» **Written instruction 1**
For the message about mmapped files in Lisp, decide whether each statement agrees with it, answering yes or no and quoting the deciding words: (a) The operating system pages into memory only the sections of an mmapped file that the program actually reads or writes. (b) In the C technique, a pointer is initialized for every record in the file. (c) In Lisp, a structure body can be declared as an array element type.
» **Written instruction 2**
In the listing, substitute "cell-note" for "cell-remark" and reproduce the lines from the first line of the listing through the line that contains "cell-group: 1475273107617931265 —", changing nothing else.

From: Camm Maguire
Subject: Favorite C technique to Lisp... How to?
Date: 
Message-ID: <54d62nai9z.fsf@intech19.enhanced.com>
Greetings!  I have a very frequently used technique for accessing and
modifying very large formatted files from within C programs, and am
wondering if there is a 'natural' way to accomplish the same within
lisp. 

Files that exceed available ram can be mmapped MAP_SHARED, at least
under Linux, and the OS will only page into memory sections actually
read or written by the program.  I very frequently cast the mmapped
beginning pointer (r1) to a pointer to a given structure type, and
then set a similar pointer (re) to the end of the mmapped region.
Presuming the records in the file are sorted according to some
function of the structure elements, a pointer to any structure of
interest can be efficiently obtained via bsearch on arguments of an
assembled key or template record,r1,re-r1,sizeof(*r1),and the
comparison function.  Modifying the file at this location is simply
assigning a value to the structure element referenced by this
pointer.  In all this, only a few pages of memory are used, and two
pointers are initialized.

So one thinks of an array of structures in lisp.  However in lisp,
structures are objects distinct from the 'structure body,
i.e. contain the structure definition, etc.  A structure body itself,
the appropriate concept to share structure with the large mmapped file,
is not a definable array element type, rather the type is 'upgraded'
to object, meaning that one would have to initialize pointers for each
record in the file, and then initialize each structure element in each
record via a pointer to the relevant location in the file.  This is
a lot more allocation and overhead on startup.

Any ideas?

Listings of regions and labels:
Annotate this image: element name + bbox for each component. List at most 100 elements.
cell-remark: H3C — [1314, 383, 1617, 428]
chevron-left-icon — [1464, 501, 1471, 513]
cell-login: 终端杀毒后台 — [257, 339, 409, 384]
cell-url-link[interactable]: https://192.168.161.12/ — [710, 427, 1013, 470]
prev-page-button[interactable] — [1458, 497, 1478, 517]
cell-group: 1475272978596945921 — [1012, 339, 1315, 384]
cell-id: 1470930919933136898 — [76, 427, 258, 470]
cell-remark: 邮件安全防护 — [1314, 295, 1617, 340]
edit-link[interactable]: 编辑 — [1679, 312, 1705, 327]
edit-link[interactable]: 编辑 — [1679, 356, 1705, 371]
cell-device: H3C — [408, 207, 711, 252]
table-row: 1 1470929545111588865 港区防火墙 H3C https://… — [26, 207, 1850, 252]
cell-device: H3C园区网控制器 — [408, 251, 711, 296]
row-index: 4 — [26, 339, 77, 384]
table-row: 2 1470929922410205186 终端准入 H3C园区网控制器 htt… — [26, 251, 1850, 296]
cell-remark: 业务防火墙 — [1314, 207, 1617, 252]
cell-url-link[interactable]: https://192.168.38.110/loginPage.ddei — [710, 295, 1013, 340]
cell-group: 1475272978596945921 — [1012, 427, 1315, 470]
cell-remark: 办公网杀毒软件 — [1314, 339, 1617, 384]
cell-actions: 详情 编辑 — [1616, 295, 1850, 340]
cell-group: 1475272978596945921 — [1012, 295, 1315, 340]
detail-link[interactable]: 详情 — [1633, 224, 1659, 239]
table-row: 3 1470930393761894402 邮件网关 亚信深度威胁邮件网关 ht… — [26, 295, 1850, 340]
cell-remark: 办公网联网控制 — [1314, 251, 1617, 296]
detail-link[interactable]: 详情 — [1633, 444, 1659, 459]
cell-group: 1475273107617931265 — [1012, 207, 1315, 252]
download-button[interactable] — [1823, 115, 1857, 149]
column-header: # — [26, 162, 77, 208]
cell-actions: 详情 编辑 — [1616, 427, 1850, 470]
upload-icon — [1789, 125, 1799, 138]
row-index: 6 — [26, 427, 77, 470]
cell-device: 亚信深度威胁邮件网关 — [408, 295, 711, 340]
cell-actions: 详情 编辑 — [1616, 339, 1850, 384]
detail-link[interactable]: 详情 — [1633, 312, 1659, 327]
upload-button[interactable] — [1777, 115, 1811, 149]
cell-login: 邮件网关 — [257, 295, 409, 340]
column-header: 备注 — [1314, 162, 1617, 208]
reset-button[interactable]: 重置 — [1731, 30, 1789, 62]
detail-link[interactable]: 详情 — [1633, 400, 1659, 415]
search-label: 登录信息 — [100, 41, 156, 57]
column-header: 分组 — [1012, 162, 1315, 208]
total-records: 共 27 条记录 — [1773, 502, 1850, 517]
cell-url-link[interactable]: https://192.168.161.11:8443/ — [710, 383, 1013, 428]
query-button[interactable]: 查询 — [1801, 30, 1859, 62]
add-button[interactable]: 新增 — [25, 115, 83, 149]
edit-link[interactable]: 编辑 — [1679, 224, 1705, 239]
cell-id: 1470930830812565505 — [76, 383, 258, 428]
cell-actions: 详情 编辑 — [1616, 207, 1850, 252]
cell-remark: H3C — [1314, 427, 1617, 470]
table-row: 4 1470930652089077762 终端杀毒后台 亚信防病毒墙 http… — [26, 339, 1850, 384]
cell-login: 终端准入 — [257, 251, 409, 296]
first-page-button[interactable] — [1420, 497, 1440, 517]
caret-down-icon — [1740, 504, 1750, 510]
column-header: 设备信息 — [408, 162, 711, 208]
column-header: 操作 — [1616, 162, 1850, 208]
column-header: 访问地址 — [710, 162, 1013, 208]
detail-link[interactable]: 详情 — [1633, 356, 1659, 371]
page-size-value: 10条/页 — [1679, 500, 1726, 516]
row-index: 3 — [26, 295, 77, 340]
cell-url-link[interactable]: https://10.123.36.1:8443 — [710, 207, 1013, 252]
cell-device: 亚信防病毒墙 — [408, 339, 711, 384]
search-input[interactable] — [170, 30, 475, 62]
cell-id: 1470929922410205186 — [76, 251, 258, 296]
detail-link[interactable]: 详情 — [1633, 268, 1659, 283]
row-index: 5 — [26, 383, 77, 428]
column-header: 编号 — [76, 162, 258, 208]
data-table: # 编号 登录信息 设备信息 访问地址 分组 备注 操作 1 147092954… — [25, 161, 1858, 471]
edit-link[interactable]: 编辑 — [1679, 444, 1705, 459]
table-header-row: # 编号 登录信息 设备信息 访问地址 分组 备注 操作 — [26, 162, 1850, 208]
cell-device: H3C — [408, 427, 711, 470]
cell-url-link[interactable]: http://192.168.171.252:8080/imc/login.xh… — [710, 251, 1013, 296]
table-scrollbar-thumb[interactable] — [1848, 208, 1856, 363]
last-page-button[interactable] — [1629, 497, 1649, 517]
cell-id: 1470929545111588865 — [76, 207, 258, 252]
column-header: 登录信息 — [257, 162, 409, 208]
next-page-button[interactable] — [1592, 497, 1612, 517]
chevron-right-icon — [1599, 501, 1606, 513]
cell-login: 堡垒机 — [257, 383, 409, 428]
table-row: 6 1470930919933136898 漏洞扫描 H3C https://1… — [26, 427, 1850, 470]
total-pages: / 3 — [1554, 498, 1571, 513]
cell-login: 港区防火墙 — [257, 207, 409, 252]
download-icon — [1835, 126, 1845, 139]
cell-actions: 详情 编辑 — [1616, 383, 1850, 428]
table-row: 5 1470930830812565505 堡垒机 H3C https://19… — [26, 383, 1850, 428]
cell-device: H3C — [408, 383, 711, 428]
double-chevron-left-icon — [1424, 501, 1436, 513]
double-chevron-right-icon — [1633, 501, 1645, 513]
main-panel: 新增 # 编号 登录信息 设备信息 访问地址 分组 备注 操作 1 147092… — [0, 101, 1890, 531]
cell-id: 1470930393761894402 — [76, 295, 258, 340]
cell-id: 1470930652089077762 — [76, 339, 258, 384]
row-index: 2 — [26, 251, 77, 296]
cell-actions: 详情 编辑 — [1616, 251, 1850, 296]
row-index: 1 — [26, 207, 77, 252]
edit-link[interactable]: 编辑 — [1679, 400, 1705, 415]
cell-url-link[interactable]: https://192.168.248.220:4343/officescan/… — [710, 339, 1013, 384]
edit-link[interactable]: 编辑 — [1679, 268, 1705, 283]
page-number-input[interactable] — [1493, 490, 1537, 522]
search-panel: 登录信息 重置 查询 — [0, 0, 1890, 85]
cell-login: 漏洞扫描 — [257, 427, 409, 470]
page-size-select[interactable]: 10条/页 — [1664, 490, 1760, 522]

» **Complete answer 1**
(a) Yes: "the OS will only page into memory sections actually read or written by the program"
(b) No: "only a few pages of memory are used, and two pointers are initialized"
(c) No: "is not a definable array element type, rather the type is 'upgraded' to object"

» **Complete answer 2**
Annotate this image: element name + bbox for each component. List at most 100 elements.
cell-note: H3C — [1314, 383, 1617, 428]
chevron-left-icon — [1464, 501, 1471, 513]
cell-login: 终端杀毒后台 — [257, 339, 409, 384]
cell-url-link[interactable]: https://192.168.161.12/ — [710, 427, 1013, 470]
prev-page-button[interactable] — [1458, 497, 1478, 517]
cell-group: 1475272978596945921 — [1012, 339, 1315, 384]
cell-id: 1470930919933136898 — [76, 427, 258, 470]
cell-note: 邮件安全防护 — [1314, 295, 1617, 340]
edit-link[interactable]: 编辑 — [1679, 312, 1705, 327]
edit-link[interactable]: 编辑 — [1679, 356, 1705, 371]
cell-device: H3C — [408, 207, 711, 252]
table-row: 1 1470929545111588865 港区防火墙 H3C https://… — [26, 207, 1850, 252]
cell-device: H3C园区网控制器 — [408, 251, 711, 296]
row-index: 4 — [26, 339, 77, 384]
table-row: 2 1470929922410205186 终端准入 H3C园区网控制器 htt… — [26, 251, 1850, 296]
cell-note: 业务防火墙 — [1314, 207, 1617, 252]
cell-url-link[interactable]: https://192.168.38.110/loginPage.ddei — [710, 295, 1013, 340]
cell-group: 1475272978596945921 — [1012, 427, 1315, 470]
cell-note: 办公网杀毒软件 — [1314, 339, 1617, 384]
cell-actions: 详情 编辑 — [1616, 295, 1850, 340]
cell-group: 1475272978596945921 — [1012, 295, 1315, 340]
detail-link[interactable]: 详情 — [1633, 224, 1659, 239]
table-row: 3 1470930393761894402 邮件网关 亚信深度威胁邮件网关 ht… — [26, 295, 1850, 340]
cell-note: 办公网联网控制 — [1314, 251, 1617, 296]
detail-link[interactable]: 详情 — [1633, 444, 1659, 459]
cell-group: 1475273107617931265 — [1012, 207, 1315, 252]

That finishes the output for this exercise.